### Dataset items
--------

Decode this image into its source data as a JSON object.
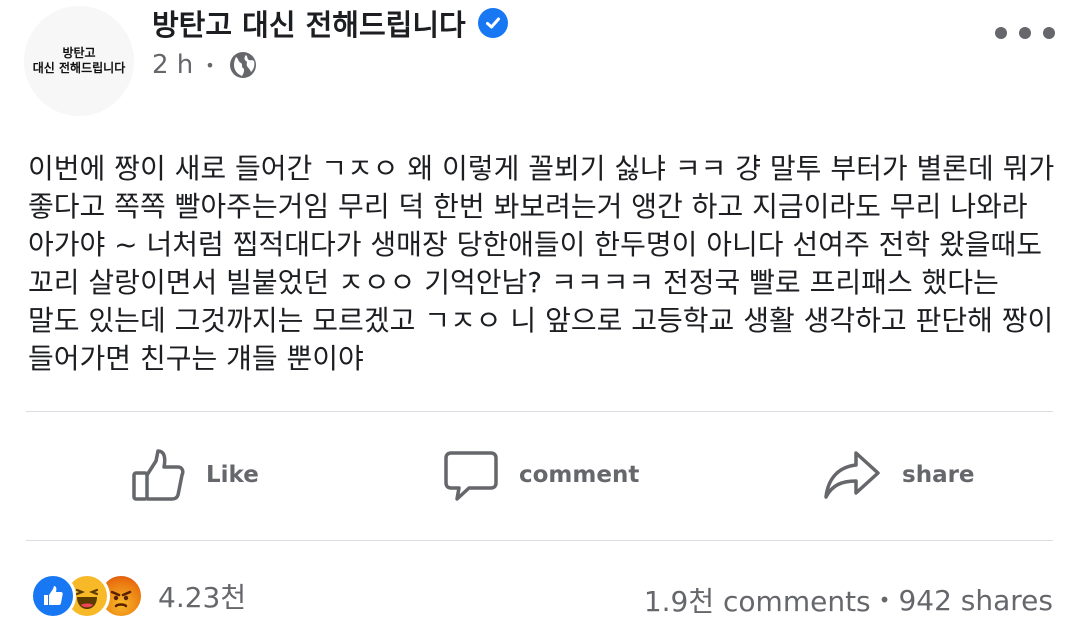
{
  "post": {
    "page_name": "방탄고 대신 전해드립니다",
    "avatar_lines": [
      "방탄고",
      "대신 전해드립니다"
    ],
    "time": "2 h",
    "meta_dot": "•",
    "body_text": "이번에 짱이 새로 들어간 ㄱㅈㅇ 왜 이렇게 꼴뵈기 싫냐 ㅋㅋ 걍 말투 부터가 별론데 뭐가 좋다고 쪽쪽 빨아주는거임 무리 덕 한번 봐보려는거 앵간 하고 지금이라도 무리 나와라 아가야 ~ 너처럼 찝적대다가 생매장 당한애들이 한두명이 아니다 선여주 전학 왔을때도 꼬리 살랑이면서 빌붙었던 ㅈㅇㅇ 기억안남? ㅋㅋㅋㅋ 전정국 빨로 프리패스 했다는 말도 있는데 그것까지는 모르겠고 ㄱㅈㅇ 니 앞으로 고등학교 생활 생각하고 판단해 짱이 들어가면 친구는 걔들 뿐이야"
  },
  "actions": {
    "like": "Like",
    "comment": "comment",
    "share": "share"
  },
  "footer": {
    "reaction_count": "4.23천",
    "comments": "1.9천 comments",
    "sep": "•",
    "shares": "942 shares"
  },
  "colors": {
    "verified": "#1877f2",
    "secondary_text": "#65676b",
    "divider": "#dadde1",
    "like_reaction": "#1877f2",
    "haha_reaction": "#f7b928",
    "angry_reaction": "#e9710f"
  },
  "icons": [
    "verified-badge-icon",
    "globe-icon",
    "more-options-icon",
    "like-icon",
    "comment-icon",
    "share-icon",
    "like-reaction-icon",
    "haha-reaction-icon",
    "angry-reaction-icon"
  ]
}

--------

### Instructions to follow
Each entry above should be reproduced exactly, with the pictures removed.

### Result
Decode this image into its source data as a JSON object.
{
  "post": {
    "page_name": "방탄고 대신 전해드립니다",
    "avatar_lines": [
      "방탄고",
      "대신 전해드립니다"
    ],
    "time": "2 h",
    "meta_dot": "•",
    "body_text": "이번에 짱이 새로 들어간 ㄱㅈㅇ 왜 이렇게 꼴뵈기 싫냐 ㅋㅋ 걍 말투 부터가 별론데 뭐가 좋다고 쪽쪽 빨아주는거임 무리 덕 한번 봐보려는거 앵간 하고 지금이라도 무리 나와라 아가야 ~ 너처럼 찝적대다가 생매장 당한애들이 한두명이 아니다 선여주 전학 왔을때도 꼬리 살랑이면서 빌붙었던 ㅈㅇㅇ 기억안남? ㅋㅋㅋㅋ 전정국 빨로 프리패스 했다는 말도 있는데 그것까지는 모르겠고 ㄱㅈㅇ 니 앞으로 고등학교 생활 생각하고 판단해 짱이 들어가면 친구는 걔들 뿐이야"
  },
  "actions": {
    "like": "Like",
    "comment": "comment",
    "share": "share"
  },
  "footer": {
    "reaction_count": "4.23천",
    "comments": "1.9천 comments",
    "sep": "•",
    "shares": "942 shares"
  },
  "colors": {
    "verified": "#1877f2",
    "secondary_text": "#65676b",
    "divider": "#dadde1",
    "like_reaction": "#1877f2",
    "haha_reaction": "#f7b928",
    "angry_reaction": "#e9710f"
  },
  "icons": [
    "verified-badge-icon",
    "globe-icon",
    "more-options-icon",
    "like-icon",
    "comment-icon",
    "share-icon",
    "like-reaction-icon",
    "haha-reaction-icon",
    "angry-reaction-icon"
  ]
}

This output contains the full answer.